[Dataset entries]
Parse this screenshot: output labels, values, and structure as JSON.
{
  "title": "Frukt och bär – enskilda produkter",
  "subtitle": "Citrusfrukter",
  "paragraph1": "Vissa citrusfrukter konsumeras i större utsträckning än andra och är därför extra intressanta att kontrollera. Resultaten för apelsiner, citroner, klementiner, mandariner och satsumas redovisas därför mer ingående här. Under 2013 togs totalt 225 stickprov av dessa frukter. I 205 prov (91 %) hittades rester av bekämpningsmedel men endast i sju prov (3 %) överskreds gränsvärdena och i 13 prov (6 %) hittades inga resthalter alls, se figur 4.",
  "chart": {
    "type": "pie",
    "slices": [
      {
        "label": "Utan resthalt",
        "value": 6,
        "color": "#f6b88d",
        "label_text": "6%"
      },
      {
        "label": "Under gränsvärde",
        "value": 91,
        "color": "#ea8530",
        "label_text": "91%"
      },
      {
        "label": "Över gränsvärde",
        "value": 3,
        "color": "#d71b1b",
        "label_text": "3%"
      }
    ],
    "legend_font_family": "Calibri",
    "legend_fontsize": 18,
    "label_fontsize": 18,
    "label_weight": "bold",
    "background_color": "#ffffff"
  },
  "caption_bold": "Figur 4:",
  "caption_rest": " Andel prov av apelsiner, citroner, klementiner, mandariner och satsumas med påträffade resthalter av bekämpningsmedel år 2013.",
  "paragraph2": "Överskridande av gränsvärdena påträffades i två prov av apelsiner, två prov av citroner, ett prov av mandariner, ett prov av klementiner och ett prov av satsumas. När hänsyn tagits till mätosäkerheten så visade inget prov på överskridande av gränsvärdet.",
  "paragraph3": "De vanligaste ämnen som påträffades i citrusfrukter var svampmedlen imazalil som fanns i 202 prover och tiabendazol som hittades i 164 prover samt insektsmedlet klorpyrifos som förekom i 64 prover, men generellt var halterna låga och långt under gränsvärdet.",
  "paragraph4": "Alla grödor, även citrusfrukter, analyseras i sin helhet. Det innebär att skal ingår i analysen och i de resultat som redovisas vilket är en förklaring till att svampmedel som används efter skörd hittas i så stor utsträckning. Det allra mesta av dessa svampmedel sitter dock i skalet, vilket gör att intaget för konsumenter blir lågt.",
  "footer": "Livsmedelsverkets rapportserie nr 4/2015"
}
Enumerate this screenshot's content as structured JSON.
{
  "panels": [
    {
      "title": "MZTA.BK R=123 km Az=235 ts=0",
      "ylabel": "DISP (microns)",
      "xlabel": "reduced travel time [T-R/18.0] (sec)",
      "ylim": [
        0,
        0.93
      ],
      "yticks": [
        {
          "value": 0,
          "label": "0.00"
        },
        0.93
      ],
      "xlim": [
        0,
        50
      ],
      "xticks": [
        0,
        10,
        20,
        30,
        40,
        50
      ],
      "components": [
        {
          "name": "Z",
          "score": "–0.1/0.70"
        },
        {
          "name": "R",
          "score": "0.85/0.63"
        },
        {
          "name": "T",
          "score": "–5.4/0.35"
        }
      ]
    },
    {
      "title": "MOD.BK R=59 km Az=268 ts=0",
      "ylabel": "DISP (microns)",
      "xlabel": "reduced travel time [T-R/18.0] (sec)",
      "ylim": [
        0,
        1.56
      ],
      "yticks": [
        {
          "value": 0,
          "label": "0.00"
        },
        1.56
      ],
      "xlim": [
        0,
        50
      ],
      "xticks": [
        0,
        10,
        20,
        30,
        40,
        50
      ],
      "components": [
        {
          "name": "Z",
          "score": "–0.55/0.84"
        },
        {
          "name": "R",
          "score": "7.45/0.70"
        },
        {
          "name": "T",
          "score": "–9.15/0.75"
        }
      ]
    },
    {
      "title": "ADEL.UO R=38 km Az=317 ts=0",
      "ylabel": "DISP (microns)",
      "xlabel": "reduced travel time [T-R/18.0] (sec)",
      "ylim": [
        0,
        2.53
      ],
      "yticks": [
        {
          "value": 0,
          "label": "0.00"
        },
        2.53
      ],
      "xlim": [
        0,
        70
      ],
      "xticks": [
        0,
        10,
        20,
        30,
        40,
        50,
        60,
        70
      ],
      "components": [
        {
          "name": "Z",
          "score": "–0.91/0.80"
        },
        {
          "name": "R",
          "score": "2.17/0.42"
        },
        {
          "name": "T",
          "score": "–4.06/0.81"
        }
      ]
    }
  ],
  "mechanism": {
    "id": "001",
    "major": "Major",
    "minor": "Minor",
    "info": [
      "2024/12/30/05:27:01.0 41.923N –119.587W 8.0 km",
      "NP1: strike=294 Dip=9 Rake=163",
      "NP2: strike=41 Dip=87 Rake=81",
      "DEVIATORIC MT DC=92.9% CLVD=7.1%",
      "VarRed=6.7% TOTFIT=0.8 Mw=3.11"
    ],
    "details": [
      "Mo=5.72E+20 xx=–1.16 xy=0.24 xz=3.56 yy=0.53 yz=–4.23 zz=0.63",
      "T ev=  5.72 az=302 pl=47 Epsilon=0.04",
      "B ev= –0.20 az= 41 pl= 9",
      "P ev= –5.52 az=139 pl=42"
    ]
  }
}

**Exercise description**. Retype all of the material, keeping each line exact.

**Answer to the exercise**.
Parse this screenshot: output labels, values, and structure as JSON.
{
  "title": "Frukt och bär – enskilda produkter",
  "subtitle": "Citrusfrukter",
  "paragraph1": "Vissa citrusfrukter konsumeras i större utsträckning än andra och är därför extra intressanta att kontrollera. Resultaten för apelsiner, citroner, klementiner, mandariner och satsumas redovisas därför mer ingående här. Under 2013 togs totalt 225 stickprov av dessa frukter. I 205 prov (91 %) hittades rester av bekämpningsmedel men endast i sju prov (3 %) överskreds gränsvärdena och i 13 prov (6 %) hittades inga resthalter alls, se figur 4.",
  "chart": {
    "type": "pie",
    "slices": [
      {
        "label": "Utan resthalt",
        "value": 6,
        "color": "#f6b88d",
        "label_text": "6%"
      },
      {
        "label": "Under gränsvärde",
        "value": 91,
        "color": "#ea8530",
        "label_text": "91%"
      },
      {
        "label": "Över gränsvärde",
        "value": 3,
        "color": "#d71b1b",
        "label_text": "3%"
      }
    ],
    "legend_font_family": "Calibri",
    "legend_fontsize": 18,
    "label_fontsize": 18,
    "label_weight": "bold",
    "background_color": "#ffffff"
  },
  "caption_bold": "Figur 4:",
  "caption_rest": " Andel prov av apelsiner, citroner, klementiner, mandariner och satsumas med påträffade resthalter av bekämpningsmedel år 2013.",
  "paragraph2": "Överskridande av gränsvärdena påträffades i två prov av apelsiner, två prov av citroner, ett prov av mandariner, ett prov av klementiner och ett prov av satsumas. När hänsyn tagits till mätosäkerheten så visade inget prov på överskridande av gränsvärdet.",
  "paragraph3": "De vanligaste ämnen som påträffades i citrusfrukter var svampmedlen imazalil som fanns i 202 prover och tiabendazol som hittades i 164 prover samt insektsmedlet klorpyrifos som förekom i 64 prover, men generellt var halterna låga och långt under gränsvärdet.",
  "paragraph4": "Alla grödor, även citrusfrukter, analyseras i sin helhet. Det innebär att skal ingår i analysen och i de resultat som redovisas vilket är en förklaring till att svampmedel som används efter skörd hittas i så stor utsträckning. Det allra mesta av dessa svampmedel sitter dock i skalet, vilket gör att intaget för konsumenter blir lågt.",
  "footer": "Livsmedelsverkets rapportserie nr 4/2015"
}
Enumerate this screenshot's content as structured JSON.
{
  "panels": [
    {
      "title": "MZTA.BK R=123 km Az=235 ts=0",
      "ylabel": "DISP (microns)",
      "xlabel": "reduced travel time [T-R/18.0] (sec)",
      "ylim": [
        0,
        0.93
      ],
      "yticks": [
        {
          "value": 0,
          "label": "0.00"
        },
        0.93
      ],
      "xlim": [
        0,
        50
      ],
      "xticks": [
        0,
        10,
        20,
        30,
        40,
        50
      ],
      "components": [
        {
          "name": "Z",
          "score": "–0.1/0.70"
        },
        {
          "name": "R",
          "score": "0.85/0.63"
        },
        {
          "name": "T",
          "score": "–5.4/0.35"
        }
      ]
    },
    {
      "title": "MOD.BK R=59 km Az=268 ts=0",
      "ylabel": "DISP (microns)",
      "xlabel": "reduced travel time [T-R/18.0] (sec)",
      "ylim": [
        0,
        1.56
      ],
      "yticks": [
        {
          "value": 0,
          "label": "0.00"
        },
        1.56
      ],
      "xlim": [
        0,
        50
      ],
      "xticks": [
        0,
        10,
        20,
        30,
        40,
        50
      ],
      "components": [
        {
          "name": "Z",
          "score": "–0.55/0.84"
        },
        {
          "name": "R",
          "score": "7.45/0.70"
        },
        {
          "name": "T",
          "score": "–9.15/0.75"
        }
      ]
    },
    {
      "title": "ADEL.UO R=38 km Az=317 ts=0",
      "ylabel": "DISP (microns)",
      "xlabel": "reduced travel time [T-R/18.0] (sec)",
      "ylim": [
        0,
        2.53
      ],
      "yticks": [
        {
          "value": 0,
          "label": "0.00"
        },
        2.53
      ],
      "xlim": [
        0,
        70
      ],
      "xticks": [
        0,
        10,
        20,
        30,
        40,
        50,
        60,
        70
      ],
      "components": [
        {
          "name": "Z",
          "score": "–0.91/0.80"
        },
        {
          "name": "R",
          "score": "2.17/0.42"
        },
        {
          "name": "T",
          "score": "–4.06/0.81"
        }
      ]
    }
  ],
  "mechanism": {
    "id": "001",
    "major": "Major",
    "minor": "Minor",
    "info": [
      "2024/12/30/05:27:01.0 41.923N –119.587W 8.0 km",
      "NP1: strike=294 Dip=9 Rake=163",
      "NP2: strike=41 Dip=87 Rake=81",
      "DEVIATORIC MT DC=92.9% CLVD=7.1%",
      "VarRed=6.7% TOTFIT=0.8 Mw=3.11"
    ],
    "details": [
      "Mo=5.72E+20 xx=–1.16 xy=0.24 xz=3.56 yy=0.53 yz=–4.23 zz=0.63",
      "T ev=  5.72 az=302 pl=47 Epsilon=0.04",
      "B ev= –0.20 az= 41 pl= 9",
      "P ev= –5.52 az=139 pl=42"
    ]
  }
}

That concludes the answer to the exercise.